▶ **What needs to be done**
Write out each line exactly as it stands, please.

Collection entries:

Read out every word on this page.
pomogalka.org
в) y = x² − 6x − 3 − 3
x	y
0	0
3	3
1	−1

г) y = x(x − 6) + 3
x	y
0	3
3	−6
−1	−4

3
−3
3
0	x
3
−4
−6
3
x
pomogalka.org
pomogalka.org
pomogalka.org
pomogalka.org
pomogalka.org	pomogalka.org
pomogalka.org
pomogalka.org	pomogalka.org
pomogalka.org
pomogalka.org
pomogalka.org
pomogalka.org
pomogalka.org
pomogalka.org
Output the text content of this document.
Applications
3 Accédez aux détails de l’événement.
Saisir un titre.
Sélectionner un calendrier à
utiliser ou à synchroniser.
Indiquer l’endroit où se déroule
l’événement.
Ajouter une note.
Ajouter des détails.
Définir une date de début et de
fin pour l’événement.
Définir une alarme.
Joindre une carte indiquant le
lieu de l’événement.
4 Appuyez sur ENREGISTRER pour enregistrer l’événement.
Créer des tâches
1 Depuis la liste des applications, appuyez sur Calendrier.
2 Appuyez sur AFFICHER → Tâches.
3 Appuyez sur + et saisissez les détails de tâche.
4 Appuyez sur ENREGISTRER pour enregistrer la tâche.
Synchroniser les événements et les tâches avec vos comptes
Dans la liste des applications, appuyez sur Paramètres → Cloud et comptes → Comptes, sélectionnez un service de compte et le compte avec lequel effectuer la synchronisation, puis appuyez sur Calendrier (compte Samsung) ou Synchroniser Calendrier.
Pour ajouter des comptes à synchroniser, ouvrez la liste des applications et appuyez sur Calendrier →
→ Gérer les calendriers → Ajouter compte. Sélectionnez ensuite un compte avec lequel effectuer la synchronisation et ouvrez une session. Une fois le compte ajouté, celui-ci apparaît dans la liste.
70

▶ **Solution to this task**
Read out every word on this page.
pomogalka.org
в) y = x² − 6x − 3 − 3
x	y
0	0
3	3
1	−1

г) y = x(x − 6) + 3
x	y
0	3
3	−6
−1	−4

3
−3
3
0	x
3
−4
−6
3
x
pomogalka.org
pomogalka.org
pomogalka.org
pomogalka.org
pomogalka.org	pomogalka.org
pomogalka.org
pomogalka.org	pomogalka.org
pomogalka.org
pomogalka.org
pomogalka.org
pomogalka.org
pomogalka.org
pomogalka.org
Output the text content of this document.
Applications
3 Accédez aux détails de l’événement.
Saisir un titre.
Sélectionner un calendrier à
utiliser ou à synchroniser.
Indiquer l’endroit où se déroule
l’événement.
Ajouter une note.
Ajouter des détails.
Définir une date de début et de
fin pour l’événement.
Définir une alarme.
Joindre une carte indiquant le
lieu de l’événement.
4 Appuyez sur ENREGISTRER pour enregistrer l’événement.
Créer des tâches
1 Depuis la liste des applications, appuyez sur Calendrier.
2 Appuyez sur AFFICHER → Tâches.
3 Appuyez sur + et saisissez les détails de tâche.
4 Appuyez sur ENREGISTRER pour enregistrer la tâche.
Synchroniser les événements et les tâches avec vos comptes
Dans la liste des applications, appuyez sur Paramètres → Cloud et comptes → Comptes, sélectionnez un service de compte et le compte avec lequel effectuer la synchronisation, puis appuyez sur Calendrier (compte Samsung) ou Synchroniser Calendrier.
Pour ajouter des comptes à synchroniser, ouvrez la liste des applications et appuyez sur Calendrier →
→ Gérer les calendriers → Ajouter compte. Sélectionnez ensuite un compte avec lequel effectuer la synchronisation et ouvrez une session. Une fois le compte ajouté, celui-ci apparaît dans la liste.
70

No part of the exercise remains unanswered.